- The task -
Identify the lines holding "informe" and copy them.

- Data entries -
· · · · ·

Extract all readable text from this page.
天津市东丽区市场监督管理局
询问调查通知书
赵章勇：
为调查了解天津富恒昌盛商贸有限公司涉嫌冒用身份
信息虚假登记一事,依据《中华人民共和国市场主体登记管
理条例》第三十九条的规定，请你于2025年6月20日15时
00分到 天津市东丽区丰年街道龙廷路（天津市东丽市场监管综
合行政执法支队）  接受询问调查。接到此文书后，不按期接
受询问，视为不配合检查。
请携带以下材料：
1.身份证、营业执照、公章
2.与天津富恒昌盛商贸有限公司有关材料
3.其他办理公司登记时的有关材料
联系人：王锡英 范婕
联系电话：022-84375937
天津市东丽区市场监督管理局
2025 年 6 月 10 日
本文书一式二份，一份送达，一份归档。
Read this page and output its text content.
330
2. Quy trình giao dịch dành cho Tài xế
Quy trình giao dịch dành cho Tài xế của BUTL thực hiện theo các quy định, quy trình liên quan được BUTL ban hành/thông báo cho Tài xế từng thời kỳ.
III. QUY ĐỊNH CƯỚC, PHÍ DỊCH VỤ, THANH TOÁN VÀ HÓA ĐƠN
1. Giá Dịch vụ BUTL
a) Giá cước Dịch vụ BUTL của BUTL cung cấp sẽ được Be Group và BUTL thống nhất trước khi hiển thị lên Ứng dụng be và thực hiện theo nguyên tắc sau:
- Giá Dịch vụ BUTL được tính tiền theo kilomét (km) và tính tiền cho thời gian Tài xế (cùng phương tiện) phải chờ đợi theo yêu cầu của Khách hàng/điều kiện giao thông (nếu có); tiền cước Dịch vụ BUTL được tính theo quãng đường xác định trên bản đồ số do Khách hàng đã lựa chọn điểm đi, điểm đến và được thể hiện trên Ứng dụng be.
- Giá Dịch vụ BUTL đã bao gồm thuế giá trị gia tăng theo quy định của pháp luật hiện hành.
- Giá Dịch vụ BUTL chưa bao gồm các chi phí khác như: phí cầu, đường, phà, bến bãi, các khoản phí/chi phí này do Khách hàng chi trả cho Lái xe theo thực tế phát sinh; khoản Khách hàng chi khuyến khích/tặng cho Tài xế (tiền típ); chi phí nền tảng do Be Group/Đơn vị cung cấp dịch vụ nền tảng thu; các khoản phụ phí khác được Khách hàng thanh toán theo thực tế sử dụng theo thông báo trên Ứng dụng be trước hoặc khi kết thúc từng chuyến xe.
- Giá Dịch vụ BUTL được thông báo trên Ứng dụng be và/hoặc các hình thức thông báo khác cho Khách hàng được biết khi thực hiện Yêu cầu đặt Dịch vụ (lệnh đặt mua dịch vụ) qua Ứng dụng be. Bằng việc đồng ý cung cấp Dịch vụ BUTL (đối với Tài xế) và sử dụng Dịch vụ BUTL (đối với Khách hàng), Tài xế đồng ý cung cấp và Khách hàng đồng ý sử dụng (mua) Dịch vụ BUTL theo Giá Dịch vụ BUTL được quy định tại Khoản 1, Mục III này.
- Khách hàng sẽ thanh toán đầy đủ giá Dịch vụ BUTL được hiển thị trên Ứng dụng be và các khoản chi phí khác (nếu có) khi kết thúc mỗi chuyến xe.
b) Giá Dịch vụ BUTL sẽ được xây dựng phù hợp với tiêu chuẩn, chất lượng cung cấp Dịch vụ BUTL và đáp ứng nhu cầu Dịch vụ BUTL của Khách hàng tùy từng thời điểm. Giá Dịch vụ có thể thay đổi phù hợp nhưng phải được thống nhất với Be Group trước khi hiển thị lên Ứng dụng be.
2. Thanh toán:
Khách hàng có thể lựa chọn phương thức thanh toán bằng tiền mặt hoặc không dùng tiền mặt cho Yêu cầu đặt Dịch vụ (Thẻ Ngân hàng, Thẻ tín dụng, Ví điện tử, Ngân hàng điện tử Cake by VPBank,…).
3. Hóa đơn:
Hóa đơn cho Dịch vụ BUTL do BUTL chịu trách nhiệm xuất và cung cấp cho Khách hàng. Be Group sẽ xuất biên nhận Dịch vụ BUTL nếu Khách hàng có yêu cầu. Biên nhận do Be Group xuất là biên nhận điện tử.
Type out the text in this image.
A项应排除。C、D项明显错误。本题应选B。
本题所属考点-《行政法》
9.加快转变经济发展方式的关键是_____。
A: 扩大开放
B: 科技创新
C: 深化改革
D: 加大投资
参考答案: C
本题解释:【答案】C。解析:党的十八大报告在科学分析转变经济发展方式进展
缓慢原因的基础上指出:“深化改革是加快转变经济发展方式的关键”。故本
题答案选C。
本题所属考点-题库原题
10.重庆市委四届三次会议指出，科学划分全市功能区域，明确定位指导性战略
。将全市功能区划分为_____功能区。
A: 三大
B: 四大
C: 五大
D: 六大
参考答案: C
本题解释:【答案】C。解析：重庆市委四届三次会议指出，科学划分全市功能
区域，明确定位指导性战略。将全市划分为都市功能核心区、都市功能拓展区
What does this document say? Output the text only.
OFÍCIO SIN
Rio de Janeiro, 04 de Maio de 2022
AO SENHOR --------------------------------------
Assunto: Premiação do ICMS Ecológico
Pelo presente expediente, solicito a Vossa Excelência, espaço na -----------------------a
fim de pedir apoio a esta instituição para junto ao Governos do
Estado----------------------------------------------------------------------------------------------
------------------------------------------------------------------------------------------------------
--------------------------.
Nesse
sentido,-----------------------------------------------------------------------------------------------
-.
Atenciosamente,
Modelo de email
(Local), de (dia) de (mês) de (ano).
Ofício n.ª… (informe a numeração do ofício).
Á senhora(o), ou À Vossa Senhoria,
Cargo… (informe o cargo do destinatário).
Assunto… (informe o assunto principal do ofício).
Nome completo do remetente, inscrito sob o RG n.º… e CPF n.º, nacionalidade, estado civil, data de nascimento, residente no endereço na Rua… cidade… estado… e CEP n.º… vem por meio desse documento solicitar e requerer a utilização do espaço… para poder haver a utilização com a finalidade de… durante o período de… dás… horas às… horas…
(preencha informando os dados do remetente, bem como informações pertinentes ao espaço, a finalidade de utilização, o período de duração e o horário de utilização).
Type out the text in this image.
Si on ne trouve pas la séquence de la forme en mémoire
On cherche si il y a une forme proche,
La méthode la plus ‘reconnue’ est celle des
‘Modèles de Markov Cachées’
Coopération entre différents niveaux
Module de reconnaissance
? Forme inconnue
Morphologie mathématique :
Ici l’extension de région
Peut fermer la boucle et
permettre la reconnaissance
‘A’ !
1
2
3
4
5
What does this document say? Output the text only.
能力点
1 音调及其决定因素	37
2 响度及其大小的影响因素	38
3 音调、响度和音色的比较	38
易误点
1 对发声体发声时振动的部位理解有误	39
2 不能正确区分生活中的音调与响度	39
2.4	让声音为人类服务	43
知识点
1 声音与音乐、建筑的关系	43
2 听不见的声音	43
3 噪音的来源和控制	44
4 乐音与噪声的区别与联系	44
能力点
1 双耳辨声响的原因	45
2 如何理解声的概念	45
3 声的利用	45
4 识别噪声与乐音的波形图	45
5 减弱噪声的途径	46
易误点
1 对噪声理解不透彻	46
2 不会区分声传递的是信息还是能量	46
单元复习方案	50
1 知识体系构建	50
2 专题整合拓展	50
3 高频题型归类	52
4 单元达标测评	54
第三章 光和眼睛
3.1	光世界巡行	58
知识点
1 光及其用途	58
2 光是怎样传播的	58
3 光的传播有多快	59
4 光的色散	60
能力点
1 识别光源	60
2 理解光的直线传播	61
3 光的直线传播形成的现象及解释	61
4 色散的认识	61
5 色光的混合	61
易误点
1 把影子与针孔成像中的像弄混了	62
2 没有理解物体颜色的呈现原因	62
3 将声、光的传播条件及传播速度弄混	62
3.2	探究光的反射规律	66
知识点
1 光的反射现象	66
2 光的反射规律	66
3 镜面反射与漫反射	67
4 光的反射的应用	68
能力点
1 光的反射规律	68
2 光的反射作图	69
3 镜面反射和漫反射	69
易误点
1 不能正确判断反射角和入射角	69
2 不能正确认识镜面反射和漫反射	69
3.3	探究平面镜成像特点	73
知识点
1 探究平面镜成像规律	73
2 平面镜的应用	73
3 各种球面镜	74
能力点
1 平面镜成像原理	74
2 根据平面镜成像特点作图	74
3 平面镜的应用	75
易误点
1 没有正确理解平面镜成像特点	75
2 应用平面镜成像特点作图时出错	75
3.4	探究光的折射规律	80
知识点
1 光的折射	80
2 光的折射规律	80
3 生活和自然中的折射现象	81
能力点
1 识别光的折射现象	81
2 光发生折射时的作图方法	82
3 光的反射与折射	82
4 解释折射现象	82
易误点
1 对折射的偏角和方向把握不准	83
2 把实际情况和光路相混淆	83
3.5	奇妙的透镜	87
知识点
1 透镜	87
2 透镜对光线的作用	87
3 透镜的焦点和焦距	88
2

· · · · ·

- Right answer -
Ofício n.ª… (informe a numeração do ofício).
Cargo… (informe o cargo do destinatário).
Assunto… (informe o assunto principal do ofício).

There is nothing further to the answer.